GOAL - Without the pictures, return each record as it appears.

RECORDS SUPPLIED -
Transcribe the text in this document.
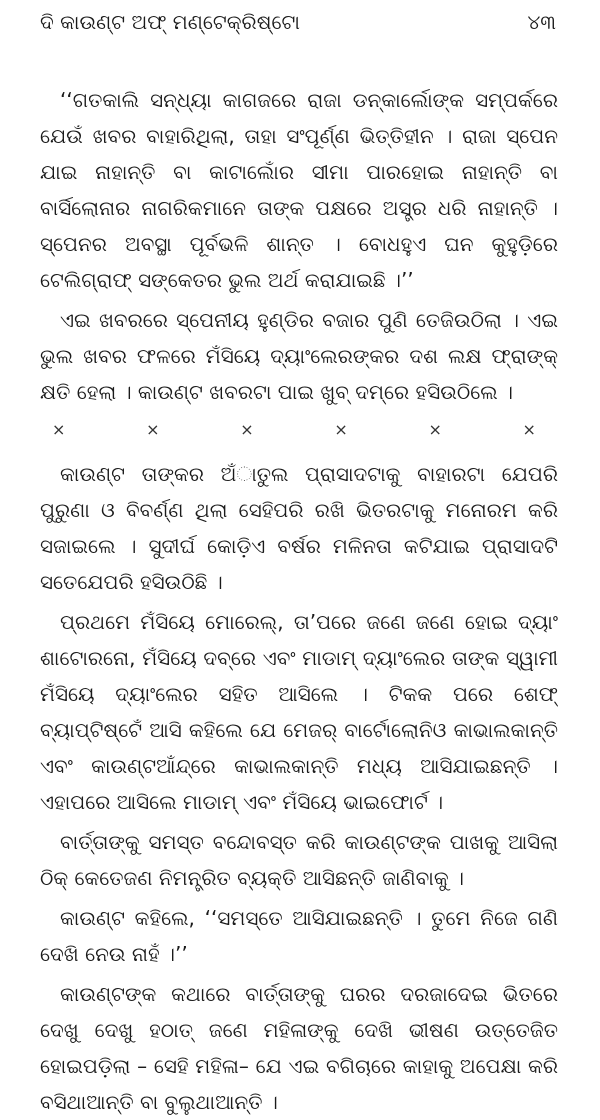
ଦି କାଉଣ୍ଟ ଅଫ୍ ମଣ୍ଟେକ୍ରିଷ୍ଟୋ	୪୩

‘‘ଗତକାଲି ସନ୍ଧ୍ୟା କାଗଜରେ ରାଜା ଡନ୍‌କାର୍ଲୋଙ୍କ ସମ୍ପର୍କରେ ଯେଉଁ ଖବର ବାହାରିଥିଲା, ତାହା ସଂପୂର୍ଣ୍ଣ ଭିତ୍ତିହୀନ । ରାଜା ସ୍ପେନ ଯାଇ ନାହାନ୍ତି ବା କାଟାଲୋଁର ସୀମା ପାରହୋଇ ନାହାନ୍ତି ବା ବାର୍ସିଲୋନାର ନାଗରିକମାନେ ତାଙ୍କ ପକ୍ଷରେ ଅସ୍ତ୍ର ଧରି ନାହାନ୍ତି । ସ୍ପେନର ଅବସ୍ଥା ପୂର୍ବଭଳି ଶାନ୍ତ । ବୋଧହୁଏ ଘନ କୁହୁଡ଼ିରେ ଟେଲିଗ୍ରାଫ୍ ସଙ୍କେତର ଭୁଲ ଅର୍ଥ କରାଯାଇଛି ।’’

ଏଇ ଖବରରେ ସ୍ପେନୀୟ ହୁଣ୍ଡିର ବଜାର ପୁଣି ତେଜିଉଠିଲା । ଏଇ ଭୁଲ ଖବର ଫଳରେ ମଁସିୟେ ଦ୍ୟାଂଲେରଙ୍କର ଦଶ ଲକ୍ଷ ଫ୍ରାଙ୍କ୍ କ୍ଷତି ହେଲା । କାଉଣ୍ଟ ଖବରଟା ପାଇ ଖୁବ୍ ଦମ୍‌ରେ ହସିଉଠିଲେ ।

×	×	×	×	×	×

କାଉଣ୍ଟ ତାଙ୍କର ଅଁାତୁଲ ପ୍ରାସାଦଟାକୁ ବାହାରଟା ଯେପରି ପୁରୁଣା ଓ ବିବର୍ଣ୍ଣ ଥିଲା ସେହିପରି ରଖି ଭିତରଟାକୁ ମନୋରମ କରି ସଜାଇଲେ । ସୁଦୀର୍ଘ କୋଡ଼ିଏ ବର୍ଷର ମଳିନତା କଟିଯାଇ ପ୍ରାସାଦଟି ସତେଯେପରି ହସିଉଠିଛି ।

ପ୍ରଥମେ ମଁସିୟେ ମୋରେଲ୍, ତା’ପରେ ଜଣେ ଜଣେ ହୋଇ ଦ୍ୟାଂ ଶାଟୋରନୋ, ମଁସିୟେ ଦବ୍ରେ ଏବଂ ମାଡାମ୍ ଦ୍ୟାଂଲେର ତାଙ୍କ ସ୍ୱାମୀ ମଁସିୟେ ଦ୍ୟାଂଲେର ସହିତ ଆସିଲେ । ଟିକକ ପରେ ଶେଫ୍ ବ୍ୟାପ୍ଟିଷ୍ଟେଁ ଆସି କହିଲେ ଯେ ମେଜର୍ ବାର୍ଟୋଲୋନିଓ କାଭାଲକାନ୍ତି ଏବଂ କାଉଣ୍ଟଆଁନ୍ଦ୍ରେ କାଭାଲକାନ୍ତି ମଧ୍ୟ ଆସିଯାଇଛନ୍ତି । ଏହାପରେ ଆସିଲେ ମାଡାମ୍ ଏବଂ ମଁସିୟେ ଭାଇଫୋର୍ଟ ।

ବାର୍ତ୍ତାଙ୍କୁ ସମସ୍ତ ବନ୍ଦୋବସ୍ତ କରି କାଉଣ୍ଟଙ୍କ ପାଖକୁ ଆସିଲା ଠିକ୍ କେତେଜଣ ନିମନ୍ତ୍ରିତ ବ୍ୟକ୍ତି ଆସିଛନ୍ତି ଜାଣିବାକୁ ।

କାଉଣ୍ଟ କହିଲେ, ‘‘ସମସ୍ତେ ଆସିଯାଇଛନ୍ତି । ତୁମେ ନିଜେ ଗଣି ଦେଖି ନେଉ ନାହଁ ।’’

କାଉଣ୍ଟଙ୍କ କଥାରେ ବାର୍ତ୍ତାଙ୍କୁ ଘରର ଦରଜାଦେଇ ଭିତରେ ଦେଖୁ ଦେଖୁ ହଠାତ୍ ଜଣେ ମହିଳାଙ୍କୁ ଦେଖି ଭୀଷଣ ଉତ୍ତେଜିତ ହୋଇପଡ଼ିଲା – ସେହି ମହିଳା– ଯେ ଏଇ ବଗିଚାରେ କାହାକୁ ଅପେକ୍ଷା କରି ବସିଥାଆନ୍ତି ବା ବୁଲୁଥାଆନ୍ତି ।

THE REPLY -
Transcribe the text in this document.
ଦି କାଉଣ୍ଟ ଅଫ୍ ମଣ୍ଟେକ୍ରିଷ୍ଟୋ	୪୩

‘‘ଗତକାଲି ସନ୍ଧ୍ୟା କାଗଜରେ ରାଜା ଡନ୍‌କାର୍ଲୋଙ୍କ ସମ୍ପର୍କରେ ଯେଉଁ ଖବର ବାହାରିଥିଲା, ତାହା ସଂପୂର୍ଣ୍ଣ ଭିତ୍ତିହୀନ । ରାଜା ସ୍ପେନ ଯାଇ ନାହାନ୍ତି ବା କାଟାଲୋଁର ସୀମା ପାରହୋଇ ନାହାନ୍ତି ବା ବାର୍ସିଲୋନାର ନାଗରିକମାନେ ତାଙ୍କ ପକ୍ଷରେ ଅସ୍ତ୍ର ଧରି ନାହାନ୍ତି । ସ୍ପେନର ଅବସ୍ଥା ପୂର୍ବଭଳି ଶାନ୍ତ । ବୋଧହୁଏ ଘନ କୁହୁଡ଼ିରେ ଟେଲିଗ୍ରାଫ୍ ସଙ୍କେତର ଭୁଲ ଅର୍ଥ କରାଯାଇଛି ।’’

ଏଇ ଖବରରେ ସ୍ପେନୀୟ ହୁଣ୍ଡିର ବଜାର ପୁଣି ତେଜିଉଠିଲା । ଏଇ ଭୁଲ ଖବର ଫଳରେ ମଁସିୟେ ଦ୍ୟାଂଲେରଙ୍କର ଦଶ ଲକ୍ଷ ଫ୍ରାଙ୍କ୍ କ୍ଷତି ହେଲା । କାଉଣ୍ଟ ଖବରଟା ପାଇ ଖୁବ୍ ଦମ୍‌ରେ ହସିଉଠିଲେ ।

×	×	×	×	×	×

କାଉଣ୍ଟ ତାଙ୍କର ଅଁାତୁଲ ପ୍ରାସାଦଟାକୁ ବାହାରଟା ଯେପରି ପୁରୁଣା ଓ ବିବର୍ଣ୍ଣ ଥିଲା ସେହିପରି ରଖି ଭିତରଟାକୁ ମନୋରମ କରି ସଜାଇଲେ । ସୁଦୀର୍ଘ କୋଡ଼ିଏ ବର୍ଷର ମଳିନତା କଟିଯାଇ ପ୍ରାସାଦଟି ସତେଯେପରି ହସିଉଠିଛି ।

ପ୍ରଥମେ ମଁସିୟେ ମୋରେଲ୍, ତା’ପରେ ଜଣେ ଜଣେ ହୋଇ ଦ୍ୟାଂ ଶାଟୋରନୋ, ମଁସିୟେ ଦବ୍ରେ ଏବଂ ମାଡାମ୍ ଦ୍ୟାଂଲେର ତାଙ୍କ ସ୍ୱାମୀ ମଁସିୟେ ଦ୍ୟାଂଲେର ସହିତ ଆସିଲେ । ଟିକକ ପରେ ଶେଫ୍ ବ୍ୟାପ୍ଟିଷ୍ଟେଁ ଆସି କହିଲେ ଯେ ମେଜର୍ ବାର୍ଟୋଲୋନିଓ କାଭାଲକାନ୍ତି ଏବଂ କାଉଣ୍ଟଆଁନ୍ଦ୍ରେ କାଭାଲକାନ୍ତି ମଧ୍ୟ ଆସିଯାଇଛନ୍ତି । ଏହାପରେ ଆସିଲେ ମାଡାମ୍ ଏବଂ ମଁସିୟେ ଭାଇଫୋର୍ଟ ।

ବାର୍ତ୍ତାଙ୍କୁ ସମସ୍ତ ବନ୍ଦୋବସ୍ତ କରି କାଉଣ୍ଟଙ୍କ ପାଖକୁ ଆସିଲା ଠିକ୍ କେତେଜଣ ନିମନ୍ତ୍ରିତ ବ୍ୟକ୍ତି ଆସିଛନ୍ତି ଜାଣିବାକୁ ।

କାଉଣ୍ଟ କହିଲେ, ‘‘ସମସ୍ତେ ଆସିଯାଇଛନ୍ତି । ତୁମେ ନିଜେ ଗଣି ଦେଖି ନେଉ ନାହଁ ।’’

କାଉଣ୍ଟଙ୍କ କଥାରେ ବାର୍ତ୍ତାଙ୍କୁ ଘରର ଦରଜାଦେଇ ଭିତରେ ଦେଖୁ ଦେଖୁ ହଠାତ୍ ଜଣେ ମହିଳାଙ୍କୁ ଦେଖି ଭୀଷଣ ଉତ୍ତେଜିତ ହୋଇପଡ଼ିଲା – ସେହି ମହିଳା– ଯେ ଏଇ ବଗିଚାରେ କାହାକୁ ଅପେକ୍ଷା କରି ବସିଥାଆନ୍ତି ବା ବୁଲୁଥାଆନ୍ତି ।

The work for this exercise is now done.